- _Given instruction_
Within the data that follows, how many lines carry the string "screenshot"? Give the number alone.

[Data listing]

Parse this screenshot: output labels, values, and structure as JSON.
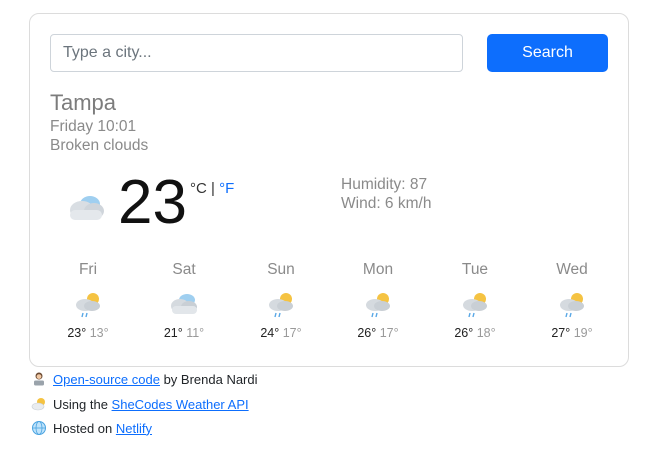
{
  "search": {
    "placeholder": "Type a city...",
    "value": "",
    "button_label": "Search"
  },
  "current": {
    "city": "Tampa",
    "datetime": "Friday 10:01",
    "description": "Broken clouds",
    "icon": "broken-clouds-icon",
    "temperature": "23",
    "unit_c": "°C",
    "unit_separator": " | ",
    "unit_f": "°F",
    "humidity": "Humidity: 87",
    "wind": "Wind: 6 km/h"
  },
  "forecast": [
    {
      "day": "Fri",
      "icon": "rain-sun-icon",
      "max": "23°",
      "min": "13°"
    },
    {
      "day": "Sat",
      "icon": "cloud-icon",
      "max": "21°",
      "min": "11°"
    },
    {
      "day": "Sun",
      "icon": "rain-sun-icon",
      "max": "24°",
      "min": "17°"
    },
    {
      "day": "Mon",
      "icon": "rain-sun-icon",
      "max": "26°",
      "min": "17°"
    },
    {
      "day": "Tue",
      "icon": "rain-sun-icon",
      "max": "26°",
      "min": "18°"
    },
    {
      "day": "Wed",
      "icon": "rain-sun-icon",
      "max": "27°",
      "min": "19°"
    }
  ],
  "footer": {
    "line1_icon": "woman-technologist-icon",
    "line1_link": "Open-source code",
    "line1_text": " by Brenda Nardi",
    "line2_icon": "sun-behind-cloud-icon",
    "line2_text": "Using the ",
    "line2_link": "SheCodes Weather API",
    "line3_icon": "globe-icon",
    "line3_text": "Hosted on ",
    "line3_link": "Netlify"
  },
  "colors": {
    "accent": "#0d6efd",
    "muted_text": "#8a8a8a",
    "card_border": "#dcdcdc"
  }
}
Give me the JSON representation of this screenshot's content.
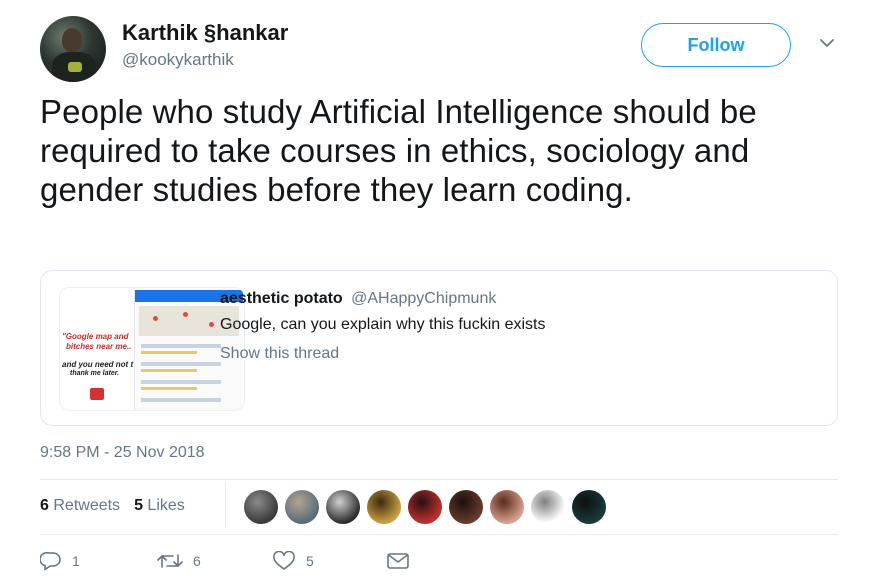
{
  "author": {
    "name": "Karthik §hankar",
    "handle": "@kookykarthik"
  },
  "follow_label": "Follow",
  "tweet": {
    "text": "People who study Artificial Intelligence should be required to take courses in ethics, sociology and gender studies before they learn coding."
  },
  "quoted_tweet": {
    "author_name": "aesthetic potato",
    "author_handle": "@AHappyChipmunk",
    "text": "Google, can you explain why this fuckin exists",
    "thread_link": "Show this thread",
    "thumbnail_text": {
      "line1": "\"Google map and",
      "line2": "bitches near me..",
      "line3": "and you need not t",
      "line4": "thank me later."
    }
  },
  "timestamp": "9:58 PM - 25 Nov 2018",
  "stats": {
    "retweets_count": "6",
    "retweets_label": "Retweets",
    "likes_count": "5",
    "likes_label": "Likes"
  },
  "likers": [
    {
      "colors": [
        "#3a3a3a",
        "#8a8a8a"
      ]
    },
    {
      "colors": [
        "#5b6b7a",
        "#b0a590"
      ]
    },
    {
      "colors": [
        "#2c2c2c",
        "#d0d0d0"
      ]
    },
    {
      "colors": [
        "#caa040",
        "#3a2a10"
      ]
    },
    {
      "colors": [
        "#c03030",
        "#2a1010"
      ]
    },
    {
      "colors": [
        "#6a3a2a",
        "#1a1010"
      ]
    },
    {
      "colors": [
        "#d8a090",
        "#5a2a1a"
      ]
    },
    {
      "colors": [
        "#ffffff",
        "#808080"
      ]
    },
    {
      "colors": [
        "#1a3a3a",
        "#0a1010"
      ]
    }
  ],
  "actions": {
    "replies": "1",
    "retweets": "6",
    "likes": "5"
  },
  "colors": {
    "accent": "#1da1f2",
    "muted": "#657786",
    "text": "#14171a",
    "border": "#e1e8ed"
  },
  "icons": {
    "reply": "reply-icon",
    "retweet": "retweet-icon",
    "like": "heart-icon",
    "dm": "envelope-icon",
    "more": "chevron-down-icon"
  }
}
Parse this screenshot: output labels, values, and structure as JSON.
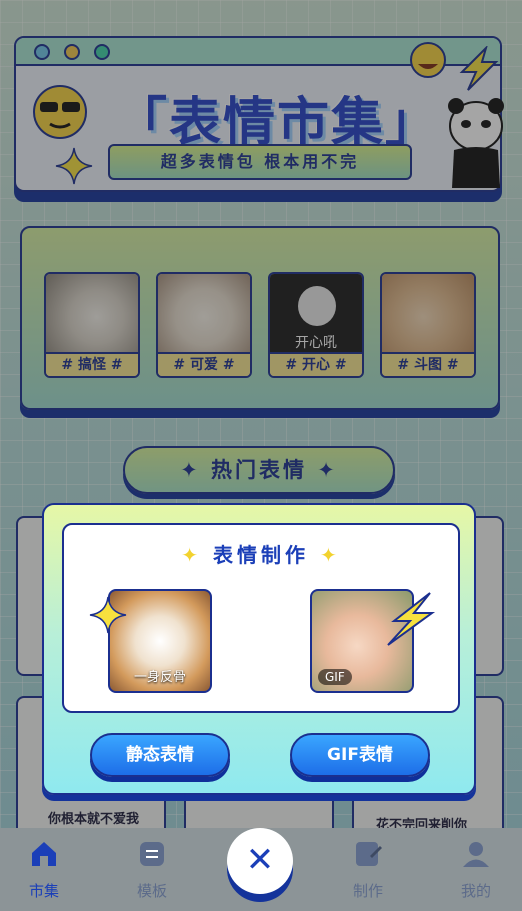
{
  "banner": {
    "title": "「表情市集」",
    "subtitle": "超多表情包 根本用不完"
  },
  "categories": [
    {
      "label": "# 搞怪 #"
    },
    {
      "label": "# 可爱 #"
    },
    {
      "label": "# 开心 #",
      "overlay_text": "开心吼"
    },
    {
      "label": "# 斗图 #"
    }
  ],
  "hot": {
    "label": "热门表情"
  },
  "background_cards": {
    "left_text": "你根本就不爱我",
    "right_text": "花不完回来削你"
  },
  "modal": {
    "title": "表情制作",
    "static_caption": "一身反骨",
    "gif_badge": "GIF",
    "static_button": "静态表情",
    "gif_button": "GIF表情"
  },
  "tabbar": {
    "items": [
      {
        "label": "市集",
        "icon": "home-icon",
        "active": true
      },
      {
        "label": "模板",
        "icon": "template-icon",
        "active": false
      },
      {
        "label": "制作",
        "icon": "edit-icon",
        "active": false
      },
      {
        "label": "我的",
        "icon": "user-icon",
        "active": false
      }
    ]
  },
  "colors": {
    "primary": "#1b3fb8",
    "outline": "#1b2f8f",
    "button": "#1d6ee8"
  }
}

* * *

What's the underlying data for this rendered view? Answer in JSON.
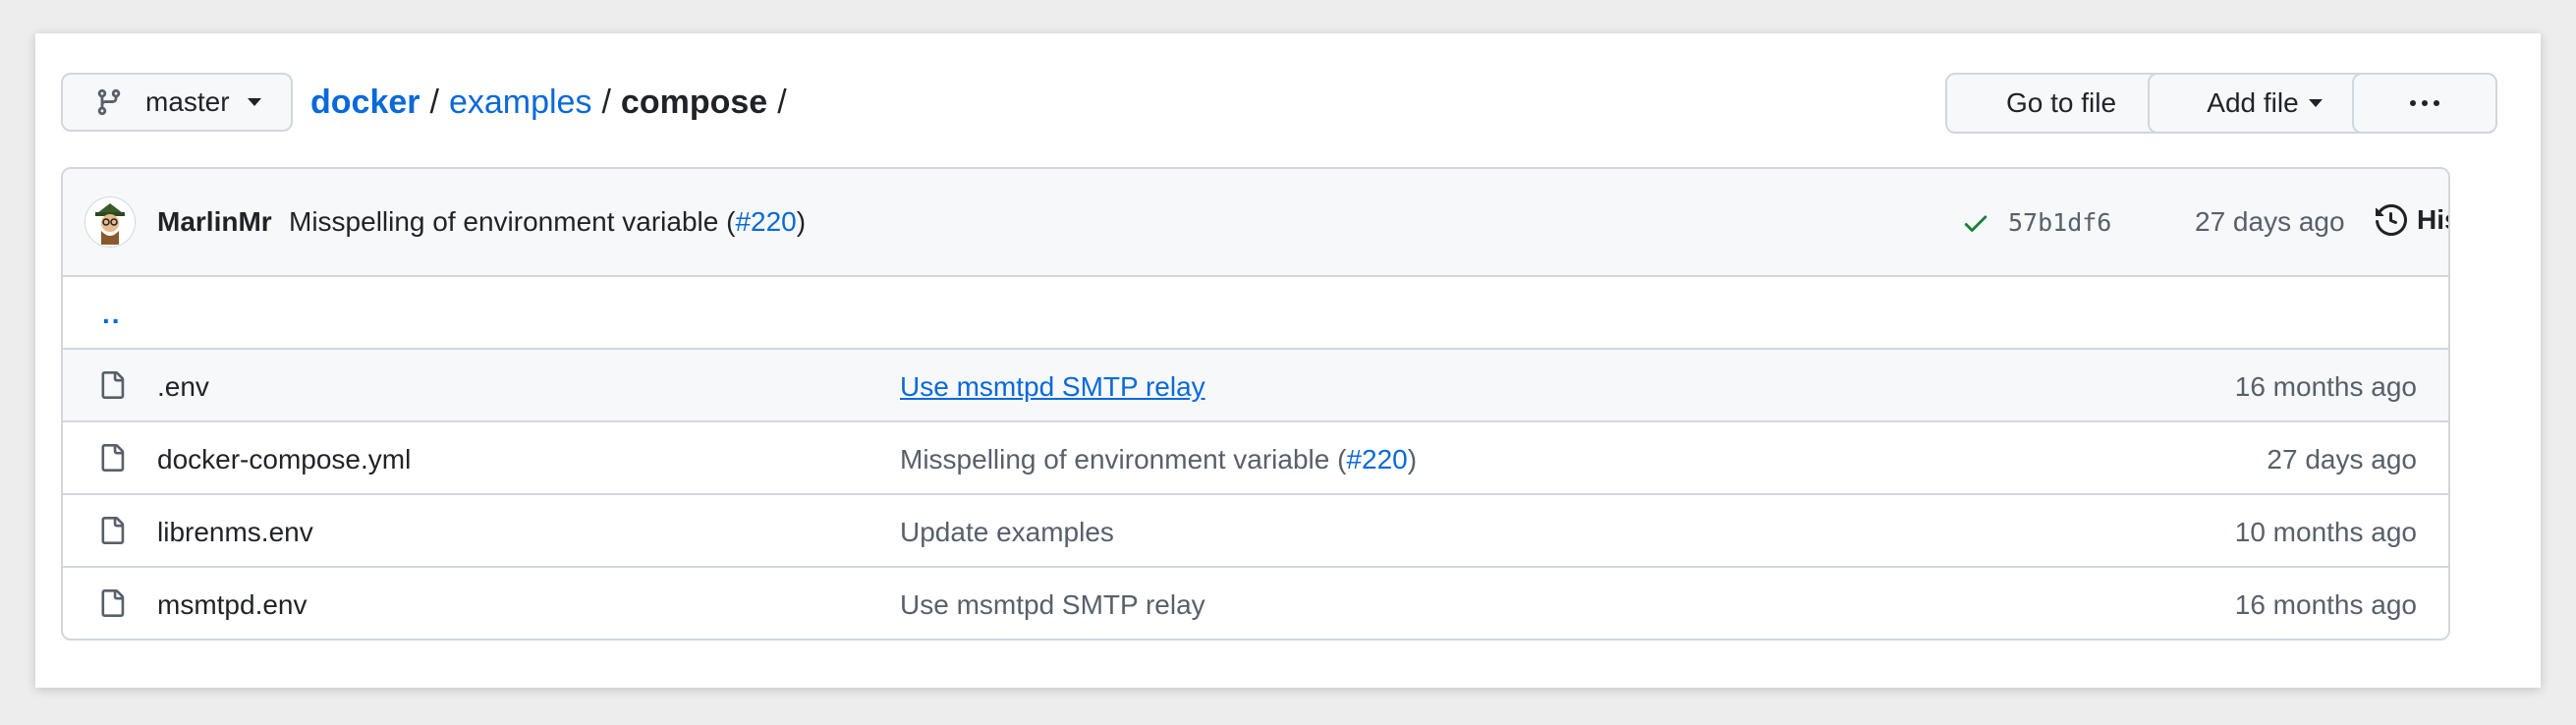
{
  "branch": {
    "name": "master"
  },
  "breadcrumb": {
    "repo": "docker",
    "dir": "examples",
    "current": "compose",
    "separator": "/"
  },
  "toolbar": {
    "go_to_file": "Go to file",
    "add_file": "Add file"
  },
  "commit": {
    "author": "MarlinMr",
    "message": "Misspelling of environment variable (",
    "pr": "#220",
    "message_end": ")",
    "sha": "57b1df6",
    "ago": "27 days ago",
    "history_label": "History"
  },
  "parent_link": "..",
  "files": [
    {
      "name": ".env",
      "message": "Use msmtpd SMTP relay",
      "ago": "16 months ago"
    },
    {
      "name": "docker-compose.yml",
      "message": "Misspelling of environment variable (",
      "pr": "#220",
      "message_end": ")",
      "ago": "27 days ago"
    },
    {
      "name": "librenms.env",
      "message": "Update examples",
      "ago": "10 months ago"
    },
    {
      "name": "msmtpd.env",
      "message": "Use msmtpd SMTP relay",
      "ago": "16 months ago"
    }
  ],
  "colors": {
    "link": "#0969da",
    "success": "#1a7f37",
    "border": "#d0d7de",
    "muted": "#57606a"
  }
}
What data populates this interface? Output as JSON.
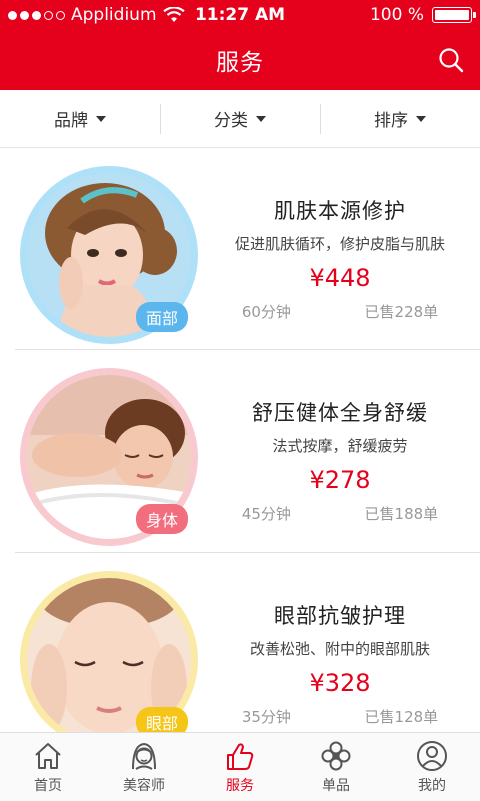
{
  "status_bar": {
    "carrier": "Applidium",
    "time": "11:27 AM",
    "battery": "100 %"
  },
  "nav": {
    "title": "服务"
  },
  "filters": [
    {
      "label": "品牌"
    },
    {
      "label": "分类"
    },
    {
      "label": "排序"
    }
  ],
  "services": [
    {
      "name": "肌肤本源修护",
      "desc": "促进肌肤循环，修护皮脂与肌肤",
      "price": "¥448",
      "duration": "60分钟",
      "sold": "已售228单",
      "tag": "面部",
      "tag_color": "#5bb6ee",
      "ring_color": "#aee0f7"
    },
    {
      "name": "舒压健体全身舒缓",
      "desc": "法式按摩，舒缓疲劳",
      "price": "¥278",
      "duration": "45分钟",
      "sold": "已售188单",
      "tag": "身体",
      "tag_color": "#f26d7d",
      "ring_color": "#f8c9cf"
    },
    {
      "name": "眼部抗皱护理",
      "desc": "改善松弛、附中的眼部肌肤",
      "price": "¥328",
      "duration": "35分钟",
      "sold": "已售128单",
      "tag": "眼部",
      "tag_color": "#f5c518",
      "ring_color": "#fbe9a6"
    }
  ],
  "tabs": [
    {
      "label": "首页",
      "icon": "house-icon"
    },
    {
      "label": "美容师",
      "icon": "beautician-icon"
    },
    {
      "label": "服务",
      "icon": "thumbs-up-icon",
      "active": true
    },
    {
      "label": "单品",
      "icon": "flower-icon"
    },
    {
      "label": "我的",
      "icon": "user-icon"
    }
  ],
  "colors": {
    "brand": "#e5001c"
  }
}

--

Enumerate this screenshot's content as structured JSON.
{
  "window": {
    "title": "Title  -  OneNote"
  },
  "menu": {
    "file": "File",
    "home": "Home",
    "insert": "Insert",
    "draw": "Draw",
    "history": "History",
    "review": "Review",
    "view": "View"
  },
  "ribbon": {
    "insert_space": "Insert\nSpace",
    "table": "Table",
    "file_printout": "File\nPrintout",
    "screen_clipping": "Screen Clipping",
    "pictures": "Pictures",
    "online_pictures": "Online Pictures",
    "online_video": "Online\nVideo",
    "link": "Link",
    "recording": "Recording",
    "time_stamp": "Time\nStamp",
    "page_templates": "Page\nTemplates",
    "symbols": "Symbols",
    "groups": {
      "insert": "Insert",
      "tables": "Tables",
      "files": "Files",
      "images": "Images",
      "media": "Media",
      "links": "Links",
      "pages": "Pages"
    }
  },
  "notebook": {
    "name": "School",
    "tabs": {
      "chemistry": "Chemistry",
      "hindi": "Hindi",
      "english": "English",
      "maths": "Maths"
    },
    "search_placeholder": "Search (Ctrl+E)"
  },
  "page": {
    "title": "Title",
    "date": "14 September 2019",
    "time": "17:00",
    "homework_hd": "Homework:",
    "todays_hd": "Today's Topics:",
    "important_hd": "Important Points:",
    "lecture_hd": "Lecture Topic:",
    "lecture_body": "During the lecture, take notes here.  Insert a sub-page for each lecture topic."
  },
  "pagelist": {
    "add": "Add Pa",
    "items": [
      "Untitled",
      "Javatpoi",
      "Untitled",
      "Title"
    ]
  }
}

- _Result for this task_
4